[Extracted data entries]
--
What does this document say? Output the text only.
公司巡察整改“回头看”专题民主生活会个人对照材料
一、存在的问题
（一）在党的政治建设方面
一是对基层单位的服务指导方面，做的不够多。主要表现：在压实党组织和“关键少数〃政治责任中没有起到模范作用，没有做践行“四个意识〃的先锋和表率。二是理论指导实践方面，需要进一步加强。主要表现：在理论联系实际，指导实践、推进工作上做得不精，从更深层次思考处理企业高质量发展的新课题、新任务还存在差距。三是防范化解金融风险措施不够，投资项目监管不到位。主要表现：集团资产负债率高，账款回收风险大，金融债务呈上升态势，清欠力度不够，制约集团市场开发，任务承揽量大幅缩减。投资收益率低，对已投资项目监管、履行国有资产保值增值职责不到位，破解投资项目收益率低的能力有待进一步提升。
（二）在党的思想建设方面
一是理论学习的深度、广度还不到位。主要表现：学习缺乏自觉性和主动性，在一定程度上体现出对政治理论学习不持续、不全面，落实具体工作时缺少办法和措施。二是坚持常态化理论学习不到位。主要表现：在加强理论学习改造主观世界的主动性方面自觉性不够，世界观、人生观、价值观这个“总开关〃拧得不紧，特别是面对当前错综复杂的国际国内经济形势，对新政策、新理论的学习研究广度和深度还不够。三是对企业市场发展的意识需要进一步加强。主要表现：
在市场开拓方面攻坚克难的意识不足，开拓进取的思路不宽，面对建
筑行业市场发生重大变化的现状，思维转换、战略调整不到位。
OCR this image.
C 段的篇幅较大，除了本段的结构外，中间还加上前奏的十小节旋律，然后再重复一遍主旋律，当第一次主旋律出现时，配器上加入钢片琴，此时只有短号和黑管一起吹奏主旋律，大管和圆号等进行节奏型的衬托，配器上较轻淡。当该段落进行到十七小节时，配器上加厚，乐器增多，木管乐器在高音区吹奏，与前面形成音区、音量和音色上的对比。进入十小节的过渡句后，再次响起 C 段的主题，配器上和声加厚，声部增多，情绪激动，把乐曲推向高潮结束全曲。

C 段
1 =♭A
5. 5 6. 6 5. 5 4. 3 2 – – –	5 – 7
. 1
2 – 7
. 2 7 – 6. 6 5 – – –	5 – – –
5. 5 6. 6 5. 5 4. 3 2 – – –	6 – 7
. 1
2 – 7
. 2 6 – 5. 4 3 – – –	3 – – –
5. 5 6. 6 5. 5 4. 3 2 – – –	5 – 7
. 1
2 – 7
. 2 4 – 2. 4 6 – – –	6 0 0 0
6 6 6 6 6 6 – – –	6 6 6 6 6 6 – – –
--
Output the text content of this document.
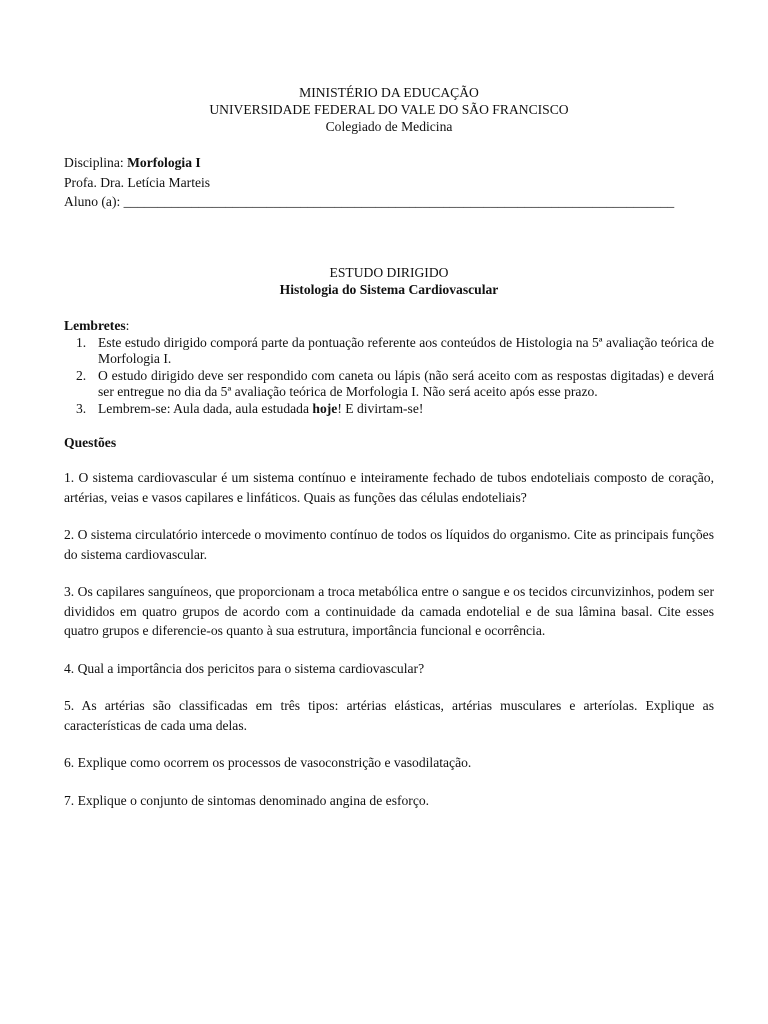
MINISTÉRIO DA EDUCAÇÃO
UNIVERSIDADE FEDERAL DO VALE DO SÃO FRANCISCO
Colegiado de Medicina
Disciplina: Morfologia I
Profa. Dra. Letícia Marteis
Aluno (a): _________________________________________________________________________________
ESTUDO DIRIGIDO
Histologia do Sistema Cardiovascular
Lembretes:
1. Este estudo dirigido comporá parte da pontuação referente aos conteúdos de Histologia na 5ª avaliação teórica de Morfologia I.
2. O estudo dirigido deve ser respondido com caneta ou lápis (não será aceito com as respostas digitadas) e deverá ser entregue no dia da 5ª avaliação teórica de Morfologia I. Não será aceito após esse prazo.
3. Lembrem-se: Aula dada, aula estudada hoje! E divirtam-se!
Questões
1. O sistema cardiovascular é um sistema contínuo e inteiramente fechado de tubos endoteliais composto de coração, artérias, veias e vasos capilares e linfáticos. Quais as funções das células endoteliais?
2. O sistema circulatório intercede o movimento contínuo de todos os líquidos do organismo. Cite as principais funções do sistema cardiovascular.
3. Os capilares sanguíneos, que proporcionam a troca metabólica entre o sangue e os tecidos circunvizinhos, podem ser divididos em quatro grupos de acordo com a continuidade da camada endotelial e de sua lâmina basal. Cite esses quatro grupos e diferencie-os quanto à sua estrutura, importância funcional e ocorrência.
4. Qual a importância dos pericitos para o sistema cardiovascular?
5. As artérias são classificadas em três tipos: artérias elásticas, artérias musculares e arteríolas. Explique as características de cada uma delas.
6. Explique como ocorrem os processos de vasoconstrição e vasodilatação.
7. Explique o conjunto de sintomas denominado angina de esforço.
--
EXERCISE DIRECTIONS
Filter the records above and return every line that holds the word "document".

FINISHED EXERCISE
What does this document say? Output the text only.
Output the text content of this document.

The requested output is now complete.